GIVEN DATA ->
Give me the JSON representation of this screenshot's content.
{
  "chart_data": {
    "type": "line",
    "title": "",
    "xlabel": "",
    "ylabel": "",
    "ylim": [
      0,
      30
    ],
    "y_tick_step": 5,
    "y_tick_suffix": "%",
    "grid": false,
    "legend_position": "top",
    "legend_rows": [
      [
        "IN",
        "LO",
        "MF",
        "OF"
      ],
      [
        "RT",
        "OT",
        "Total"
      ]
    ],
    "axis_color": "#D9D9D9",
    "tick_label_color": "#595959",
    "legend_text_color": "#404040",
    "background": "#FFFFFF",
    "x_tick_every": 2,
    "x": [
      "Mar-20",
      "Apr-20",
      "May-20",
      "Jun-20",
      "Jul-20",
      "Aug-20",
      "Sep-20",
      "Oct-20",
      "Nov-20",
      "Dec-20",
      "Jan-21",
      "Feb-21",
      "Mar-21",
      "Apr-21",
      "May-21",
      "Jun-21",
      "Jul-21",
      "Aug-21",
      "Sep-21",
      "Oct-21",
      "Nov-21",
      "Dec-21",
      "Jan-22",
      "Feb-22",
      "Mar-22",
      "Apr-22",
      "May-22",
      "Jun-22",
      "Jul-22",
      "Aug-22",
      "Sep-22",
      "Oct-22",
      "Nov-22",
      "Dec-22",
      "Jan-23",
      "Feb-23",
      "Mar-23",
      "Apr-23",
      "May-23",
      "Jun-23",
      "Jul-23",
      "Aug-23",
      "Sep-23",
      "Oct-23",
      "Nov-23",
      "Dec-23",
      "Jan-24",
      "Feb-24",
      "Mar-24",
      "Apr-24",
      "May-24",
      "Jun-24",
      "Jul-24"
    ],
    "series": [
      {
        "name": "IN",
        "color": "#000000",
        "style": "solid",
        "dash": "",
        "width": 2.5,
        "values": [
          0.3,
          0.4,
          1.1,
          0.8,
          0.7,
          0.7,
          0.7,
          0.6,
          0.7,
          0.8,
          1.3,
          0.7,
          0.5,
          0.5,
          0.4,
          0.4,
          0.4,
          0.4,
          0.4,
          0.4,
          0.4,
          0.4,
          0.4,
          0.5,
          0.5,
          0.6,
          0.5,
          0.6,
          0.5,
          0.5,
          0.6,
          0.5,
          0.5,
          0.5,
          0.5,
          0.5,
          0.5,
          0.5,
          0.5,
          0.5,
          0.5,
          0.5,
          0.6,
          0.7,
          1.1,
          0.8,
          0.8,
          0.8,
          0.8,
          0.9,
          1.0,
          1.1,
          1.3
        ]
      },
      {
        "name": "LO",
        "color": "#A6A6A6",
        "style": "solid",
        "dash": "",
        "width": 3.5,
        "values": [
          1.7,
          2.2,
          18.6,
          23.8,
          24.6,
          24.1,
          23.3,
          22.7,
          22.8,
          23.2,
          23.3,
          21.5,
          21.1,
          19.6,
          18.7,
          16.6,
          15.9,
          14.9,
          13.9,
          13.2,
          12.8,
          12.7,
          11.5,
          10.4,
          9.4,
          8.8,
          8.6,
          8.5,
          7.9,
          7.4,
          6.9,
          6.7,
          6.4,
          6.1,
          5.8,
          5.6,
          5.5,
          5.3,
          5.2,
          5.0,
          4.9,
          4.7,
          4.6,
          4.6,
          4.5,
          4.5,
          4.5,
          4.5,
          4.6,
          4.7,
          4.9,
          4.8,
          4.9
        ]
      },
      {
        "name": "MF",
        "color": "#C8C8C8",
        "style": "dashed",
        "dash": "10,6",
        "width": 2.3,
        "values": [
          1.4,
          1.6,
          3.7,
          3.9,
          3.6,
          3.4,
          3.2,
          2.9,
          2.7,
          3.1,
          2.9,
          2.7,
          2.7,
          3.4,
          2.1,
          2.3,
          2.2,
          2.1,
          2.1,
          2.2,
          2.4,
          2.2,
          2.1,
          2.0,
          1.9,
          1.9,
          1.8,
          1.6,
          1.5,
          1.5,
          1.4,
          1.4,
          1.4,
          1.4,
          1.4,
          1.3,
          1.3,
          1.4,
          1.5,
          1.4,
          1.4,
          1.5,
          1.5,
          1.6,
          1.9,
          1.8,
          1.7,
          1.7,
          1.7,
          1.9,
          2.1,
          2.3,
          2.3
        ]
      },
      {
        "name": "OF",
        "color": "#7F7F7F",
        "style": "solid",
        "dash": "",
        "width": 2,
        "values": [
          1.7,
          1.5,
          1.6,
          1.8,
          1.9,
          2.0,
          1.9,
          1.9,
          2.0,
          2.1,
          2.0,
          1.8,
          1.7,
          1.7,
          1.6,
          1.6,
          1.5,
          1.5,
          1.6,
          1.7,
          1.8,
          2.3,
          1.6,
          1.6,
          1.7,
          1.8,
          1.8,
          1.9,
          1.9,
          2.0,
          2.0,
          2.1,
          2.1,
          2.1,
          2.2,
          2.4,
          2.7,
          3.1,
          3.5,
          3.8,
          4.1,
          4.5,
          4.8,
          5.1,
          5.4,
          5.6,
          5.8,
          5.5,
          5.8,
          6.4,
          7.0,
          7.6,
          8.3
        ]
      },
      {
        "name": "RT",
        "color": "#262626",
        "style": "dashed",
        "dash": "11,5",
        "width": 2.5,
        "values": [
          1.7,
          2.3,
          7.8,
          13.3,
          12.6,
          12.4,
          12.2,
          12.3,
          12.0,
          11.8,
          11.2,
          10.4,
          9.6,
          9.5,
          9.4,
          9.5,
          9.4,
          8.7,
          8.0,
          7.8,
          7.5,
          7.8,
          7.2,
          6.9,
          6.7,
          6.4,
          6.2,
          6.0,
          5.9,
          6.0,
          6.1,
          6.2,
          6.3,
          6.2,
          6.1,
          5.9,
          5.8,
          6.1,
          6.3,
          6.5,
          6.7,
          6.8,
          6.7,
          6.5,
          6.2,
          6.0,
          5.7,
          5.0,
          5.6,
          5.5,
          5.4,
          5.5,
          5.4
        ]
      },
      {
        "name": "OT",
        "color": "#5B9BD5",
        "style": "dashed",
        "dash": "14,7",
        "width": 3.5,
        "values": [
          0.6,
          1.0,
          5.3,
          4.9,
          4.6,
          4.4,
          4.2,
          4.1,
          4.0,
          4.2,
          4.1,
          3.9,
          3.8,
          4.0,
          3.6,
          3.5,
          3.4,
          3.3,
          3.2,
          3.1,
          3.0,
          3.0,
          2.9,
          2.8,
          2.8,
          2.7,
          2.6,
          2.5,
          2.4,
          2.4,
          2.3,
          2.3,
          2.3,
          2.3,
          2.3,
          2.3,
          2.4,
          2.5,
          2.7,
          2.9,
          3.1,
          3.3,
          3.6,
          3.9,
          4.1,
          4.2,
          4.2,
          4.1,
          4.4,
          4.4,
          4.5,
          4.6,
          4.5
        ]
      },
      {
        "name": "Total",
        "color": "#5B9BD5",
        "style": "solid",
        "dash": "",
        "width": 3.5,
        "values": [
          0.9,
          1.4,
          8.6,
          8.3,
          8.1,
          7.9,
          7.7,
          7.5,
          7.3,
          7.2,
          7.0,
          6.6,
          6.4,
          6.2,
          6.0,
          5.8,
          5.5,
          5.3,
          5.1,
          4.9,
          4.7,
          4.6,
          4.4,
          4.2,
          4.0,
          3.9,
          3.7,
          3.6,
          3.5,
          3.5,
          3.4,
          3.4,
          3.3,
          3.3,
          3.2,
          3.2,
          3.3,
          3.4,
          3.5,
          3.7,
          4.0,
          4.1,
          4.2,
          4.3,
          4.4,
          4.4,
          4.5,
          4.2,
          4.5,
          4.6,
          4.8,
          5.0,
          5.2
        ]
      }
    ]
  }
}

WHAT YOU SHOULD DO ->
Using the data above, repeat every line exactly.

RESPONSE TO THIS EXERCISE ->
Give me the JSON representation of this screenshot's content.
{
  "chart_data": {
    "type": "line",
    "title": "",
    "xlabel": "",
    "ylabel": "",
    "ylim": [
      0,
      30
    ],
    "y_tick_step": 5,
    "y_tick_suffix": "%",
    "grid": false,
    "legend_position": "top",
    "legend_rows": [
      [
        "IN",
        "LO",
        "MF",
        "OF"
      ],
      [
        "RT",
        "OT",
        "Total"
      ]
    ],
    "axis_color": "#D9D9D9",
    "tick_label_color": "#595959",
    "legend_text_color": "#404040",
    "background": "#FFFFFF",
    "x_tick_every": 2,
    "x": [
      "Mar-20",
      "Apr-20",
      "May-20",
      "Jun-20",
      "Jul-20",
      "Aug-20",
      "Sep-20",
      "Oct-20",
      "Nov-20",
      "Dec-20",
      "Jan-21",
      "Feb-21",
      "Mar-21",
      "Apr-21",
      "May-21",
      "Jun-21",
      "Jul-21",
      "Aug-21",
      "Sep-21",
      "Oct-21",
      "Nov-21",
      "Dec-21",
      "Jan-22",
      "Feb-22",
      "Mar-22",
      "Apr-22",
      "May-22",
      "Jun-22",
      "Jul-22",
      "Aug-22",
      "Sep-22",
      "Oct-22",
      "Nov-22",
      "Dec-22",
      "Jan-23",
      "Feb-23",
      "Mar-23",
      "Apr-23",
      "May-23",
      "Jun-23",
      "Jul-23",
      "Aug-23",
      "Sep-23",
      "Oct-23",
      "Nov-23",
      "Dec-23",
      "Jan-24",
      "Feb-24",
      "Mar-24",
      "Apr-24",
      "May-24",
      "Jun-24",
      "Jul-24"
    ],
    "series": [
      {
        "name": "IN",
        "color": "#000000",
        "style": "solid",
        "dash": "",
        "width": 2.5,
        "values": [
          0.3,
          0.4,
          1.1,
          0.8,
          0.7,
          0.7,
          0.7,
          0.6,
          0.7,
          0.8,
          1.3,
          0.7,
          0.5,
          0.5,
          0.4,
          0.4,
          0.4,
          0.4,
          0.4,
          0.4,
          0.4,
          0.4,
          0.4,
          0.5,
          0.5,
          0.6,
          0.5,
          0.6,
          0.5,
          0.5,
          0.6,
          0.5,
          0.5,
          0.5,
          0.5,
          0.5,
          0.5,
          0.5,
          0.5,
          0.5,
          0.5,
          0.5,
          0.6,
          0.7,
          1.1,
          0.8,
          0.8,
          0.8,
          0.8,
          0.9,
          1.0,
          1.1,
          1.3
        ]
      },
      {
        "name": "LO",
        "color": "#A6A6A6",
        "style": "solid",
        "dash": "",
        "width": 3.5,
        "values": [
          1.7,
          2.2,
          18.6,
          23.8,
          24.6,
          24.1,
          23.3,
          22.7,
          22.8,
          23.2,
          23.3,
          21.5,
          21.1,
          19.6,
          18.7,
          16.6,
          15.9,
          14.9,
          13.9,
          13.2,
          12.8,
          12.7,
          11.5,
          10.4,
          9.4,
          8.8,
          8.6,
          8.5,
          7.9,
          7.4,
          6.9,
          6.7,
          6.4,
          6.1,
          5.8,
          5.6,
          5.5,
          5.3,
          5.2,
          5.0,
          4.9,
          4.7,
          4.6,
          4.6,
          4.5,
          4.5,
          4.5,
          4.5,
          4.6,
          4.7,
          4.9,
          4.8,
          4.9
        ]
      },
      {
        "name": "MF",
        "color": "#C8C8C8",
        "style": "dashed",
        "dash": "10,6",
        "width": 2.3,
        "values": [
          1.4,
          1.6,
          3.7,
          3.9,
          3.6,
          3.4,
          3.2,
          2.9,
          2.7,
          3.1,
          2.9,
          2.7,
          2.7,
          3.4,
          2.1,
          2.3,
          2.2,
          2.1,
          2.1,
          2.2,
          2.4,
          2.2,
          2.1,
          2.0,
          1.9,
          1.9,
          1.8,
          1.6,
          1.5,
          1.5,
          1.4,
          1.4,
          1.4,
          1.4,
          1.4,
          1.3,
          1.3,
          1.4,
          1.5,
          1.4,
          1.4,
          1.5,
          1.5,
          1.6,
          1.9,
          1.8,
          1.7,
          1.7,
          1.7,
          1.9,
          2.1,
          2.3,
          2.3
        ]
      },
      {
        "name": "OF",
        "color": "#7F7F7F",
        "style": "solid",
        "dash": "",
        "width": 2,
        "values": [
          1.7,
          1.5,
          1.6,
          1.8,
          1.9,
          2.0,
          1.9,
          1.9,
          2.0,
          2.1,
          2.0,
          1.8,
          1.7,
          1.7,
          1.6,
          1.6,
          1.5,
          1.5,
          1.6,
          1.7,
          1.8,
          2.3,
          1.6,
          1.6,
          1.7,
          1.8,
          1.8,
          1.9,
          1.9,
          2.0,
          2.0,
          2.1,
          2.1,
          2.1,
          2.2,
          2.4,
          2.7,
          3.1,
          3.5,
          3.8,
          4.1,
          4.5,
          4.8,
          5.1,
          5.4,
          5.6,
          5.8,
          5.5,
          5.8,
          6.4,
          7.0,
          7.6,
          8.3
        ]
      },
      {
        "name": "RT",
        "color": "#262626",
        "style": "dashed",
        "dash": "11,5",
        "width": 2.5,
        "values": [
          1.7,
          2.3,
          7.8,
          13.3,
          12.6,
          12.4,
          12.2,
          12.3,
          12.0,
          11.8,
          11.2,
          10.4,
          9.6,
          9.5,
          9.4,
          9.5,
          9.4,
          8.7,
          8.0,
          7.8,
          7.5,
          7.8,
          7.2,
          6.9,
          6.7,
          6.4,
          6.2,
          6.0,
          5.9,
          6.0,
          6.1,
          6.2,
          6.3,
          6.2,
          6.1,
          5.9,
          5.8,
          6.1,
          6.3,
          6.5,
          6.7,
          6.8,
          6.7,
          6.5,
          6.2,
          6.0,
          5.7,
          5.0,
          5.6,
          5.5,
          5.4,
          5.5,
          5.4
        ]
      },
      {
        "name": "OT",
        "color": "#5B9BD5",
        "style": "dashed",
        "dash": "14,7",
        "width": 3.5,
        "values": [
          0.6,
          1.0,
          5.3,
          4.9,
          4.6,
          4.4,
          4.2,
          4.1,
          4.0,
          4.2,
          4.1,
          3.9,
          3.8,
          4.0,
          3.6,
          3.5,
          3.4,
          3.3,
          3.2,
          3.1,
          3.0,
          3.0,
          2.9,
          2.8,
          2.8,
          2.7,
          2.6,
          2.5,
          2.4,
          2.4,
          2.3,
          2.3,
          2.3,
          2.3,
          2.3,
          2.3,
          2.4,
          2.5,
          2.7,
          2.9,
          3.1,
          3.3,
          3.6,
          3.9,
          4.1,
          4.2,
          4.2,
          4.1,
          4.4,
          4.4,
          4.5,
          4.6,
          4.5
        ]
      },
      {
        "name": "Total",
        "color": "#5B9BD5",
        "style": "solid",
        "dash": "",
        "width": 3.5,
        "values": [
          0.9,
          1.4,
          8.6,
          8.3,
          8.1,
          7.9,
          7.7,
          7.5,
          7.3,
          7.2,
          7.0,
          6.6,
          6.4,
          6.2,
          6.0,
          5.8,
          5.5,
          5.3,
          5.1,
          4.9,
          4.7,
          4.6,
          4.4,
          4.2,
          4.0,
          3.9,
          3.7,
          3.6,
          3.5,
          3.5,
          3.4,
          3.4,
          3.3,
          3.3,
          3.2,
          3.2,
          3.3,
          3.4,
          3.5,
          3.7,
          4.0,
          4.1,
          4.2,
          4.3,
          4.4,
          4.4,
          4.5,
          4.2,
          4.5,
          4.6,
          4.8,
          5.0,
          5.2
        ]
      }
    ]
  }
}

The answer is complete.